**RECORD EXCERPTS**.
---

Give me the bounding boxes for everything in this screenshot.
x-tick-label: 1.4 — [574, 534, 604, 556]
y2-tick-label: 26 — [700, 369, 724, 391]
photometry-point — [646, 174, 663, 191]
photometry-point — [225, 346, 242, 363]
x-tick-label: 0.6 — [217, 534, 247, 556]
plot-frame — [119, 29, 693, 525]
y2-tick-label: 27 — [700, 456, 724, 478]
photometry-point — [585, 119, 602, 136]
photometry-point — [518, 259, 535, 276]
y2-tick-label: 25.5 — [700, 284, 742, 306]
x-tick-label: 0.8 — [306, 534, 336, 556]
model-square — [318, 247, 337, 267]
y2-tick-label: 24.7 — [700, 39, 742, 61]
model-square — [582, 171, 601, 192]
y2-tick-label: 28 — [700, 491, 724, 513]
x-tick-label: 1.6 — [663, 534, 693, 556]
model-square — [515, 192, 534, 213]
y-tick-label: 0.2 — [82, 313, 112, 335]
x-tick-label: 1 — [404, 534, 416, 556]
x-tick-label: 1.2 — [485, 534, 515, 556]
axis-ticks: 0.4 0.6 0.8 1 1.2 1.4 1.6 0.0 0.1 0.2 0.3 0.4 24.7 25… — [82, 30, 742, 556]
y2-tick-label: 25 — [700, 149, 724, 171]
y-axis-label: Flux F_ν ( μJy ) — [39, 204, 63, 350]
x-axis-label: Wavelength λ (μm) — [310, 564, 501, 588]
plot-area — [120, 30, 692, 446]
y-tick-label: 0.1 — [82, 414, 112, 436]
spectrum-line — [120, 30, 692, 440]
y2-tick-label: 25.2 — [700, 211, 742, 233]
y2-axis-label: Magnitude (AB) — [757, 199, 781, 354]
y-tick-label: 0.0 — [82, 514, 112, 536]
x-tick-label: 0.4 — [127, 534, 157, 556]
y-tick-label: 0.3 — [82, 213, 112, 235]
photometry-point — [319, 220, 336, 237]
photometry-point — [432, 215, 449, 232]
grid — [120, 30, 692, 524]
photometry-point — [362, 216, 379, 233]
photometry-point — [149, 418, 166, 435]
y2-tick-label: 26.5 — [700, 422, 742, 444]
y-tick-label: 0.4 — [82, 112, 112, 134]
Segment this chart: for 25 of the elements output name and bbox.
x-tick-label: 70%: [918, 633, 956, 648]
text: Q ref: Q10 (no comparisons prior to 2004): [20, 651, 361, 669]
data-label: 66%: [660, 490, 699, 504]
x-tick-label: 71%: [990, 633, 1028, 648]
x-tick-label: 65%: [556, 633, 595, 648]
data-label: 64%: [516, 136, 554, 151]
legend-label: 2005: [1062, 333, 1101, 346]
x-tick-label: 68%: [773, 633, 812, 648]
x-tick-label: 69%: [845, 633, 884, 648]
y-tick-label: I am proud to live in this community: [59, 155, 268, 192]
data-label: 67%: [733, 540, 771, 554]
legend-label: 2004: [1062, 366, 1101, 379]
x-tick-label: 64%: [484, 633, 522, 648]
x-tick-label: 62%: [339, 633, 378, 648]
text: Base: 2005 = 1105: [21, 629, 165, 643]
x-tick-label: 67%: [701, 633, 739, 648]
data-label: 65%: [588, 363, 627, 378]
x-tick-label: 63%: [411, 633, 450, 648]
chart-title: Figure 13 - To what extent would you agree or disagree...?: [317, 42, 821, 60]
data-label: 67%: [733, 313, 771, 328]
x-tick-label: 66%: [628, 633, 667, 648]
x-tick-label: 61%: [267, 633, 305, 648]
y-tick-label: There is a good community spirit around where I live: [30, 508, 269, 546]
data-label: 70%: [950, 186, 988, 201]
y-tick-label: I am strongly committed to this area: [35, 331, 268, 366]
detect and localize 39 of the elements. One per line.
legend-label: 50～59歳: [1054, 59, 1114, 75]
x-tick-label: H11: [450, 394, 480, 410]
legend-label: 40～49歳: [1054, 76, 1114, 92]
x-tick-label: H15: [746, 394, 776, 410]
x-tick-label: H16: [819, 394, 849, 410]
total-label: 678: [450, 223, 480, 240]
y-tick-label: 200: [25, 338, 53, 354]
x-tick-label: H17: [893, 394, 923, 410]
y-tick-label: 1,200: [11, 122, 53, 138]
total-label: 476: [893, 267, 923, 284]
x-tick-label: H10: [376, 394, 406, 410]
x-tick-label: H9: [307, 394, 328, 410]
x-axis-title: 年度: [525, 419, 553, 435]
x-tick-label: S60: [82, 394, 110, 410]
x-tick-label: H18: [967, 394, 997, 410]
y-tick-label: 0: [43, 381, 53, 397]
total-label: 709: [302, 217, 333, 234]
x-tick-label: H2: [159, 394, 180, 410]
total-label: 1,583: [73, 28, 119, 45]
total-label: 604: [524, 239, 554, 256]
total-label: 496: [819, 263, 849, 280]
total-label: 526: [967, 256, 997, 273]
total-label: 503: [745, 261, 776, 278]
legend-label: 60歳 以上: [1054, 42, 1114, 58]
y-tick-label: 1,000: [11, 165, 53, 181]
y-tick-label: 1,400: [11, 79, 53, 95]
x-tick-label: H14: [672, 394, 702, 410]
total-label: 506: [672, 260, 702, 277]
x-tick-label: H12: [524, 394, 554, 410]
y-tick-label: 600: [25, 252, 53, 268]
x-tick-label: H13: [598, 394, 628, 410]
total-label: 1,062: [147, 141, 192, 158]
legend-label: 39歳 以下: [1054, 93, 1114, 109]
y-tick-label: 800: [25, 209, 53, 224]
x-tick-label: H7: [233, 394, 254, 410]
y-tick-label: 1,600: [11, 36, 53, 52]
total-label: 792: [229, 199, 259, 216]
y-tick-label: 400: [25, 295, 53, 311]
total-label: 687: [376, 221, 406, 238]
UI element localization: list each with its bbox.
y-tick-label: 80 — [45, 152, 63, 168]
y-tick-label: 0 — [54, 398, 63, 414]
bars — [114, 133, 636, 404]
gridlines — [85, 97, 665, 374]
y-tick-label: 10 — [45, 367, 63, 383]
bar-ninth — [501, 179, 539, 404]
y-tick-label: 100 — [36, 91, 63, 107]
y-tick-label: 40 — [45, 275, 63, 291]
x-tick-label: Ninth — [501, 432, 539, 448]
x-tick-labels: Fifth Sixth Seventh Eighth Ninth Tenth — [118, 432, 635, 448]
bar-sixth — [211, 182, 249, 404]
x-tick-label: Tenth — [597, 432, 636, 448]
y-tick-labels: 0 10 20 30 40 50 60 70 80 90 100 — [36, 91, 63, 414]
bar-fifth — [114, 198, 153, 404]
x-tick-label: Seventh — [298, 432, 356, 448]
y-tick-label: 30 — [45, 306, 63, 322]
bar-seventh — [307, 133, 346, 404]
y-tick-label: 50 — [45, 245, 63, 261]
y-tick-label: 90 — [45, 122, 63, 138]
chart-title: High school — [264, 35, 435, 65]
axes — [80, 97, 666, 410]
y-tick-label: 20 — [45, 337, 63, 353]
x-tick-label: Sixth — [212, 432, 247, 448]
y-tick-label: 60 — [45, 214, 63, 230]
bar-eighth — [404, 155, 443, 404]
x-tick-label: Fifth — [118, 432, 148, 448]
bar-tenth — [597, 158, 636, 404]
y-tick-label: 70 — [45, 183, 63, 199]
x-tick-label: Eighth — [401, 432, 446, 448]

---

**WORK TO COMPLETE**. Reproduce all of the items above verbatim, from the first line through the last, without altering, omitting, or reordering anything.

**RESULT**.
Give me the bounding boxes for everything in this screenshot.
x-tick-label: 1.4 — [574, 534, 604, 556]
y2-tick-label: 26 — [700, 369, 724, 391]
photometry-point — [646, 174, 663, 191]
photometry-point — [225, 346, 242, 363]
x-tick-label: 0.6 — [217, 534, 247, 556]
plot-frame — [119, 29, 693, 525]
y2-tick-label: 27 — [700, 456, 724, 478]
photometry-point — [585, 119, 602, 136]
photometry-point — [518, 259, 535, 276]
y2-tick-label: 25.5 — [700, 284, 742, 306]
x-tick-label: 0.8 — [306, 534, 336, 556]
model-square — [318, 247, 337, 267]
y2-tick-label: 24.7 — [700, 39, 742, 61]
model-square — [582, 171, 601, 192]
y2-tick-label: 28 — [700, 491, 724, 513]
x-tick-label: 1.6 — [663, 534, 693, 556]
model-square — [515, 192, 534, 213]
y-tick-label: 0.2 — [82, 313, 112, 335]
x-tick-label: 1 — [404, 534, 416, 556]
x-tick-label: 1.2 — [485, 534, 515, 556]
axis-ticks: 0.4 0.6 0.8 1 1.2 1.4 1.6 0.0 0.1 0.2 0.3 0.4 24.7 25… — [82, 30, 742, 556]
y2-tick-label: 25 — [700, 149, 724, 171]
y-axis-label: Flux F_ν ( μJy ) — [39, 204, 63, 350]
x-axis-label: Wavelength λ (μm) — [310, 564, 501, 588]
plot-area — [120, 30, 692, 446]
y-tick-label: 0.1 — [82, 414, 112, 436]
spectrum-line — [120, 30, 692, 440]
y2-tick-label: 25.2 — [700, 211, 742, 233]
y2-axis-label: Magnitude (AB) — [757, 199, 781, 354]
y-tick-label: 0.0 — [82, 514, 112, 536]
x-tick-label: 0.4 — [127, 534, 157, 556]
y-tick-label: 0.3 — [82, 213, 112, 235]
photometry-point — [319, 220, 336, 237]
photometry-point — [432, 215, 449, 232]
grid — [120, 30, 692, 524]
photometry-point — [362, 216, 379, 233]
photometry-point — [149, 418, 166, 435]
y2-tick-label: 26.5 — [700, 422, 742, 444]
y-tick-label: 0.4 — [82, 112, 112, 134]
Segment this chart: for 25 of the elements output name and bbox.
x-tick-label: 70%: [918, 633, 956, 648]
text: Q ref: Q10 (no comparisons prior to 2004): [20, 651, 361, 669]
data-label: 66%: [660, 490, 699, 504]
x-tick-label: 71%: [990, 633, 1028, 648]
x-tick-label: 65%: [556, 633, 595, 648]
data-label: 64%: [516, 136, 554, 151]
legend-label: 2005: [1062, 333, 1101, 346]
x-tick-label: 68%: [773, 633, 812, 648]
x-tick-label: 69%: [845, 633, 884, 648]
y-tick-label: I am proud to live in this community: [59, 155, 268, 192]
data-label: 67%: [733, 540, 771, 554]
legend-label: 2004: [1062, 366, 1101, 379]
x-tick-label: 64%: [484, 633, 522, 648]
x-tick-label: 62%: [339, 633, 378, 648]
text: Base: 2005 = 1105: [21, 629, 165, 643]
x-tick-label: 67%: [701, 633, 739, 648]
data-label: 65%: [588, 363, 627, 378]
x-tick-label: 63%: [411, 633, 450, 648]
chart-title: Figure 13 - To what extent would you agree or disagree...?: [317, 42, 821, 60]
data-label: 67%: [733, 313, 771, 328]
x-tick-label: 66%: [628, 633, 667, 648]
x-tick-label: 61%: [267, 633, 305, 648]
y-tick-label: There is a good community spirit around where I live: [30, 508, 269, 546]
data-label: 70%: [950, 186, 988, 201]
y-tick-label: I am strongly committed to this area: [35, 331, 268, 366]
detect and localize 39 of the elements. One per line.
legend-label: 50～59歳: [1054, 59, 1114, 75]
x-tick-label: H11: [450, 394, 480, 410]
legend-label: 40～49歳: [1054, 76, 1114, 92]
x-tick-label: H15: [746, 394, 776, 410]
x-tick-label: H16: [819, 394, 849, 410]
total-label: 678: [450, 223, 480, 240]
y-tick-label: 200: [25, 338, 53, 354]
x-tick-label: H17: [893, 394, 923, 410]
y-tick-label: 1,200: [11, 122, 53, 138]
total-label: 476: [893, 267, 923, 284]
x-tick-label: H10: [376, 394, 406, 410]
x-tick-label: H9: [307, 394, 328, 410]
x-axis-title: 年度: [525, 419, 553, 435]
x-tick-label: S60: [82, 394, 110, 410]
x-tick-label: H18: [967, 394, 997, 410]
y-tick-label: 0: [43, 381, 53, 397]
total-label: 709: [302, 217, 333, 234]
x-tick-label: H2: [159, 394, 180, 410]
total-label: 1,583: [73, 28, 119, 45]
total-label: 604: [524, 239, 554, 256]
total-label: 496: [819, 263, 849, 280]
total-label: 526: [967, 256, 997, 273]
total-label: 503: [745, 261, 776, 278]
legend-label: 60歳 以上: [1054, 42, 1114, 58]
y-tick-label: 1,000: [11, 165, 53, 181]
y-tick-label: 1,400: [11, 79, 53, 95]
x-tick-label: H14: [672, 394, 702, 410]
total-label: 506: [672, 260, 702, 277]
x-tick-label: H12: [524, 394, 554, 410]
y-tick-label: 600: [25, 252, 53, 268]
x-tick-label: H13: [598, 394, 628, 410]
total-label: 1,062: [147, 141, 192, 158]
legend-label: 39歳 以下: [1054, 93, 1114, 109]
y-tick-label: 800: [25, 209, 53, 224]
x-tick-label: H7: [233, 394, 254, 410]
y-tick-label: 1,600: [11, 36, 53, 52]
total-label: 792: [229, 199, 259, 216]
y-tick-label: 400: [25, 295, 53, 311]
total-label: 687: [376, 221, 406, 238]
UI element localization: list each with its bbox.
y-tick-label: 80 — [45, 152, 63, 168]
y-tick-label: 0 — [54, 398, 63, 414]
bars — [114, 133, 636, 404]
gridlines — [85, 97, 665, 374]
y-tick-label: 10 — [45, 367, 63, 383]
bar-ninth — [501, 179, 539, 404]
y-tick-label: 100 — [36, 91, 63, 107]
y-tick-label: 40 — [45, 275, 63, 291]
x-tick-label: Ninth — [501, 432, 539, 448]
x-tick-labels: Fifth Sixth Seventh Eighth Ninth Tenth — [118, 432, 635, 448]
bar-sixth — [211, 182, 249, 404]
x-tick-label: Tenth — [597, 432, 636, 448]
y-tick-labels: 0 10 20 30 40 50 60 70 80 90 100 — [36, 91, 63, 414]
bar-fifth — [114, 198, 153, 404]
x-tick-label: Seventh — [298, 432, 356, 448]
y-tick-label: 30 — [45, 306, 63, 322]
bar-seventh — [307, 133, 346, 404]
y-tick-label: 50 — [45, 245, 63, 261]
y-tick-label: 90 — [45, 122, 63, 138]
chart-title: High school — [264, 35, 435, 65]
axes — [80, 97, 666, 410]
y-tick-label: 20 — [45, 337, 63, 353]
x-tick-label: Sixth — [212, 432, 247, 448]
y-tick-label: 60 — [45, 214, 63, 230]
bar-eighth — [404, 155, 443, 404]
x-tick-label: Fifth — [118, 432, 148, 448]
bar-tenth — [597, 158, 636, 404]
y-tick-label: 70 — [45, 183, 63, 199]
x-tick-label: Eighth — [401, 432, 446, 448]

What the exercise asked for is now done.